Records shown =
■ ■ ■ ■ ■ ■ ■

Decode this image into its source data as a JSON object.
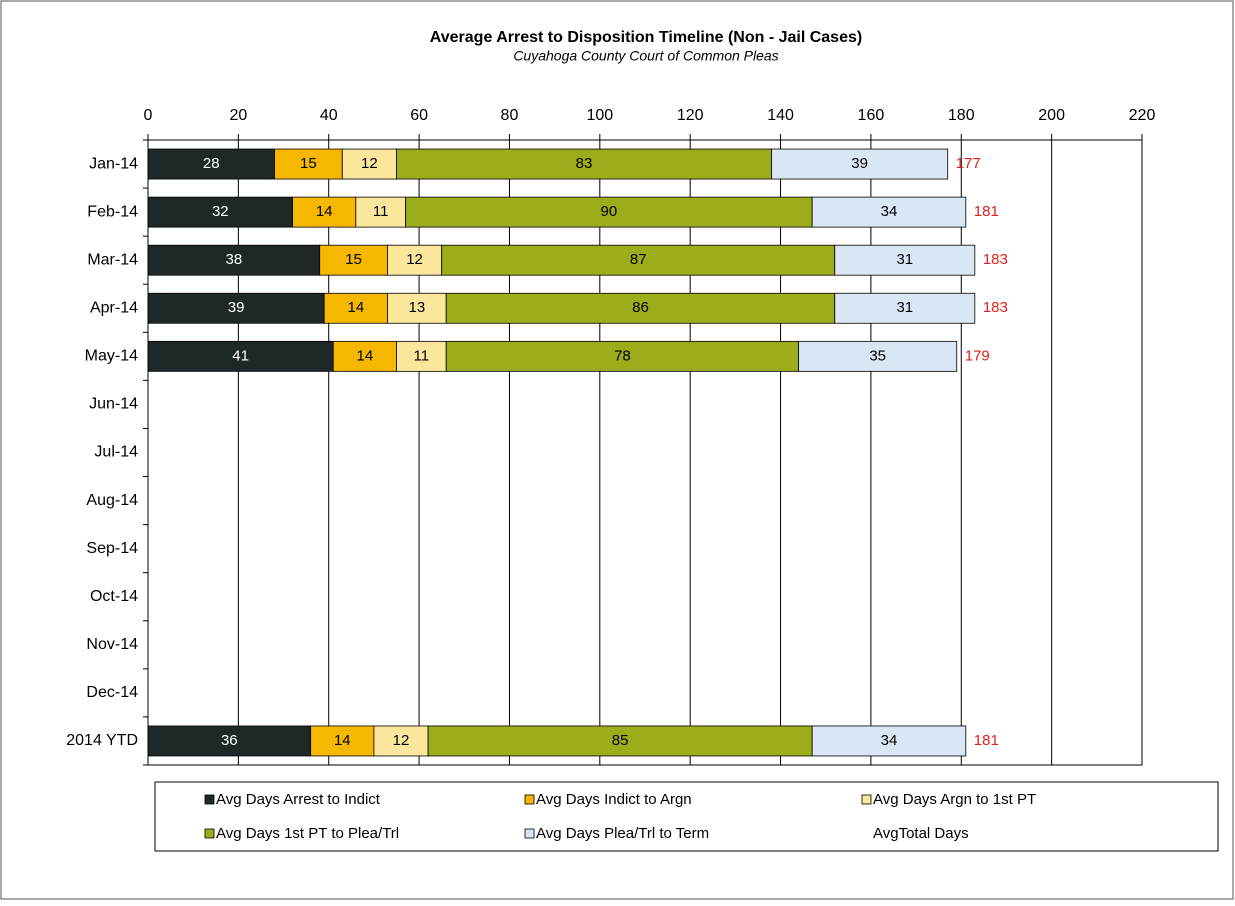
{
  "chart_data": {
    "type": "stacked_barh",
    "title": "Average Arrest to Disposition Timeline (Non - Jail Cases)",
    "subtitle": "Cuyahoga County Court of Common Pleas",
    "categories": [
      "Jan-14",
      "Feb-14",
      "Mar-14",
      "Apr-14",
      "May-14",
      "Jun-14",
      "Jul-14",
      "Aug-14",
      "Sep-14",
      "Oct-14",
      "Nov-14",
      "Dec-14",
      "2014 YTD"
    ],
    "series": [
      {
        "name": "Avg Days Arrest to Indict",
        "color": "#1e2828",
        "label_color": "#ffffff",
        "values": [
          28,
          32,
          38,
          39,
          41,
          null,
          null,
          null,
          null,
          null,
          null,
          null,
          36
        ]
      },
      {
        "name": "Avg Days Indict to Argn",
        "color": "#f5b700",
        "label_color": "#000000",
        "values": [
          15,
          14,
          15,
          14,
          14,
          null,
          null,
          null,
          null,
          null,
          null,
          null,
          14
        ]
      },
      {
        "name": "Avg Days Argn to 1st PT",
        "color": "#fbe79c",
        "label_color": "#000000",
        "values": [
          12,
          11,
          12,
          13,
          11,
          null,
          null,
          null,
          null,
          null,
          null,
          null,
          12
        ]
      },
      {
        "name": "Avg Days 1st PT to Plea/Trl",
        "color": "#9dac1b",
        "label_color": "#000000",
        "values": [
          83,
          90,
          87,
          86,
          78,
          null,
          null,
          null,
          null,
          null,
          null,
          null,
          85
        ]
      },
      {
        "name": "Avg Days Plea/Trl to Term",
        "color": "#dae6f4",
        "label_color": "#000000",
        "values": [
          39,
          34,
          31,
          31,
          35,
          null,
          null,
          null,
          null,
          null,
          null,
          null,
          34
        ]
      }
    ],
    "total_series": {
      "name": "AvgTotal Days",
      "color": "#e0201b",
      "values": [
        177,
        181,
        183,
        183,
        179,
        null,
        null,
        null,
        null,
        null,
        null,
        null,
        181
      ]
    },
    "xlim": [
      0,
      220
    ],
    "xticks": [
      0,
      20,
      40,
      60,
      80,
      100,
      120,
      140,
      160,
      180,
      200,
      220
    ],
    "grid": true
  }
}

■ ■ ■ ■ ■ ■ ■

Task statement = Pictures are excluded; copy all other data exactly as shown.

Correct result =
Decode this image into its source data as a JSON object.
{
  "chart_data": {
    "type": "stacked_barh",
    "title": "Average Arrest to Disposition Timeline (Non - Jail Cases)",
    "subtitle": "Cuyahoga County Court of Common Pleas",
    "categories": [
      "Jan-14",
      "Feb-14",
      "Mar-14",
      "Apr-14",
      "May-14",
      "Jun-14",
      "Jul-14",
      "Aug-14",
      "Sep-14",
      "Oct-14",
      "Nov-14",
      "Dec-14",
      "2014 YTD"
    ],
    "series": [
      {
        "name": "Avg Days Arrest to Indict",
        "color": "#1e2828",
        "label_color": "#ffffff",
        "values": [
          28,
          32,
          38,
          39,
          41,
          null,
          null,
          null,
          null,
          null,
          null,
          null,
          36
        ]
      },
      {
        "name": "Avg Days Indict to Argn",
        "color": "#f5b700",
        "label_color": "#000000",
        "values": [
          15,
          14,
          15,
          14,
          14,
          null,
          null,
          null,
          null,
          null,
          null,
          null,
          14
        ]
      },
      {
        "name": "Avg Days Argn to 1st PT",
        "color": "#fbe79c",
        "label_color": "#000000",
        "values": [
          12,
          11,
          12,
          13,
          11,
          null,
          null,
          null,
          null,
          null,
          null,
          null,
          12
        ]
      },
      {
        "name": "Avg Days 1st PT to Plea/Trl",
        "color": "#9dac1b",
        "label_color": "#000000",
        "values": [
          83,
          90,
          87,
          86,
          78,
          null,
          null,
          null,
          null,
          null,
          null,
          null,
          85
        ]
      },
      {
        "name": "Avg Days Plea/Trl to Term",
        "color": "#dae6f4",
        "label_color": "#000000",
        "values": [
          39,
          34,
          31,
          31,
          35,
          null,
          null,
          null,
          null,
          null,
          null,
          null,
          34
        ]
      }
    ],
    "total_series": {
      "name": "AvgTotal Days",
      "color": "#e0201b",
      "values": [
        177,
        181,
        183,
        183,
        179,
        null,
        null,
        null,
        null,
        null,
        null,
        null,
        181
      ]
    },
    "xlim": [
      0,
      220
    ],
    "xticks": [
      0,
      20,
      40,
      60,
      80,
      100,
      120,
      140,
      160,
      180,
      200,
      220
    ],
    "grid": true
  }
}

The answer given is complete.